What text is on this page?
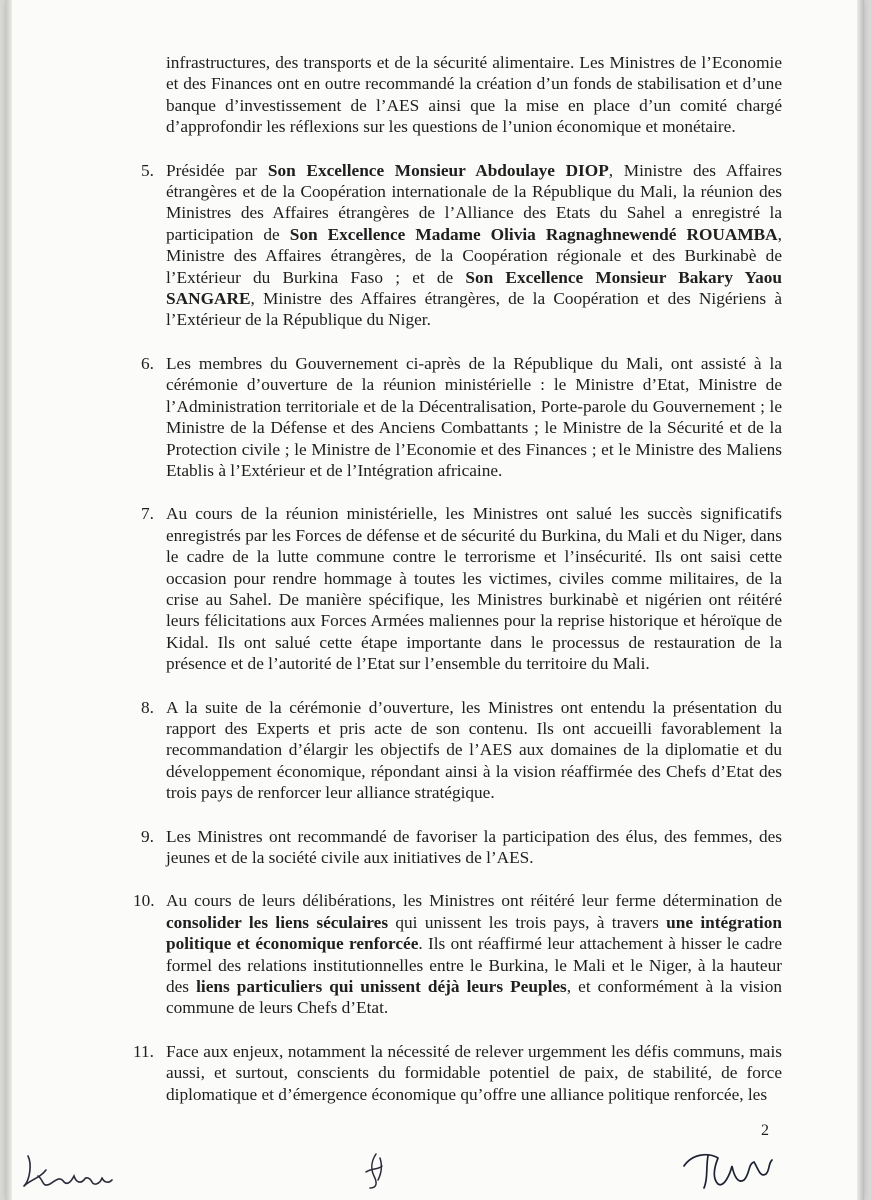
infrastructures, des transports et de la sécurité alimentaire. Les Ministres de l’Economie et des Finances ont en outre recommandé la création d’un fonds de stabilisation et d’une banque d’investissement de l’AES ainsi que la mise en place d’un comité chargé d’approfondir les réflexions sur les questions de l’union économique et monétaire.

5. Présidée par Son Excellence Monsieur Abdoulaye DIOP, Ministre des Affaires étrangères et de la Coopération internationale de la République du Mali, la réunion des Ministres des Affaires étrangères de l’Alliance des Etats du Sahel a enregistré la participation de Son Excellence Madame Olivia Ragnaghnewendé ROUAMBA, Ministre des Affaires étrangères, de la Coopération régionale et des Burkinabè de l’Extérieur du Burkina Faso ; et de Son Excellence Monsieur Bakary Yaou SANGARE, Ministre des Affaires étrangères, de la Coopération et des Nigériens à l’Extérieur de la République du Niger.

6. Les membres du Gouvernement ci-après de la République du Mali, ont assisté à la cérémonie d’ouverture de la réunion ministérielle : le Ministre d’Etat, Ministre de l’Administration territoriale et de la Décentralisation, Porte-parole du Gouvernement ; le Ministre de la Défense et des Anciens Combattants ; le Ministre de la Sécurité et de la Protection civile ; le Ministre de l’Economie et des Finances ; et le Ministre des Maliens Etablis à l’Extérieur et de l’Intégration africaine.

7. Au cours de la réunion ministérielle, les Ministres ont salué les succès significatifs enregistrés par les Forces de défense et de sécurité du Burkina, du Mali et du Niger, dans le cadre de la lutte commune contre le terrorisme et l’insécurité. Ils ont saisi cette occasion pour rendre hommage à toutes les victimes, civiles comme militaires, de la crise au Sahel. De manière spécifique, les Ministres burkinabè et nigérien ont réitéré leurs félicitations aux Forces Armées maliennes pour la reprise historique et héroïque de Kidal. Ils ont salué cette étape importante dans le processus de restauration de la présence et de l’autorité de l’Etat sur l’ensemble du territoire du Mali.

8. A la suite de la cérémonie d’ouverture, les Ministres ont entendu la présentation du rapport des Experts et pris acte de son contenu. Ils ont accueilli favorablement la recommandation d’élargir les objectifs de l’AES aux domaines de la diplomatie et du développement économique, répondant ainsi à la vision réaffirmée des Chefs d’Etat des trois pays de renforcer leur alliance stratégique.

9. Les Ministres ont recommandé de favoriser la participation des élus, des femmes, des jeunes et de la société civile aux initiatives de l’AES.

10. Au cours de leurs délibérations, les Ministres ont réitéré leur ferme détermination de consolider les liens séculaires qui unissent les trois pays, à travers une intégration politique et économique renforcée. Ils ont réaffirmé leur attachement à hisser le cadre formel des relations institutionnelles entre le Burkina, le Mali et le Niger, à la hauteur des liens particuliers qui unissent déjà leurs Peuples, et conformément à la vision commune de leurs Chefs d’Etat.

11. Face aux enjeux, notamment la nécessité de relever urgemment les défis communs, mais aussi, et surtout, conscients du formidable potentiel de paix, de stabilité, de force diplomatique et d’émergence économique qu’offre une alliance politique renforcée, les

2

● **TASK TO COMPLETE**:
Reproduce the material in full, word for word, and omit the pictures.

● **ANSWER TO THE PROBLEM**:
What text is on this page?
infrastructures, des transports et de la sécurité alimentaire. Les Ministres de l’Economie et des Finances ont en outre recommandé la création d’un fonds de stabilisation et d’une banque d’investissement de l’AES ainsi que la mise en place d’un comité chargé d’approfondir les réflexions sur les questions de l’union économique et monétaire.

5. Présidée par Son Excellence Monsieur Abdoulaye DIOP, Ministre des Affaires étrangères et de la Coopération internationale de la République du Mali, la réunion des Ministres des Affaires étrangères de l’Alliance des Etats du Sahel a enregistré la participation de Son Excellence Madame Olivia Ragnaghnewendé ROUAMBA, Ministre des Affaires étrangères, de la Coopération régionale et des Burkinabè de l’Extérieur du Burkina Faso ; et de Son Excellence Monsieur Bakary Yaou SANGARE, Ministre des Affaires étrangères, de la Coopération et des Nigériens à l’Extérieur de la République du Niger.

6. Les membres du Gouvernement ci-après de la République du Mali, ont assisté à la cérémonie d’ouverture de la réunion ministérielle : le Ministre d’Etat, Ministre de l’Administration territoriale et de la Décentralisation, Porte-parole du Gouvernement ; le Ministre de la Défense et des Anciens Combattants ; le Ministre de la Sécurité et de la Protection civile ; le Ministre de l’Economie et des Finances ; et le Ministre des Maliens Etablis à l’Extérieur et de l’Intégration africaine.

7. Au cours de la réunion ministérielle, les Ministres ont salué les succès significatifs enregistrés par les Forces de défense et de sécurité du Burkina, du Mali et du Niger, dans le cadre de la lutte commune contre le terrorisme et l’insécurité. Ils ont saisi cette occasion pour rendre hommage à toutes les victimes, civiles comme militaires, de la crise au Sahel. De manière spécifique, les Ministres burkinabè et nigérien ont réitéré leurs félicitations aux Forces Armées maliennes pour la reprise historique et héroïque de Kidal. Ils ont salué cette étape importante dans le processus de restauration de la présence et de l’autorité de l’Etat sur l’ensemble du territoire du Mali.

8. A la suite de la cérémonie d’ouverture, les Ministres ont entendu la présentation du rapport des Experts et pris acte de son contenu. Ils ont accueilli favorablement la recommandation d’élargir les objectifs de l’AES aux domaines de la diplomatie et du développement économique, répondant ainsi à la vision réaffirmée des Chefs d’Etat des trois pays de renforcer leur alliance stratégique.

9. Les Ministres ont recommandé de favoriser la participation des élus, des femmes, des jeunes et de la société civile aux initiatives de l’AES.

10. Au cours de leurs délibérations, les Ministres ont réitéré leur ferme détermination de consolider les liens séculaires qui unissent les trois pays, à travers une intégration politique et économique renforcée. Ils ont réaffirmé leur attachement à hisser le cadre formel des relations institutionnelles entre le Burkina, le Mali et le Niger, à la hauteur des liens particuliers qui unissent déjà leurs Peuples, et conformément à la vision commune de leurs Chefs d’Etat.

11. Face aux enjeux, notamment la nécessité de relever urgemment les défis communs, mais aussi, et surtout, conscients du formidable potentiel de paix, de stabilité, de force diplomatique et d’émergence économique qu’offre une alliance politique renforcée, les

2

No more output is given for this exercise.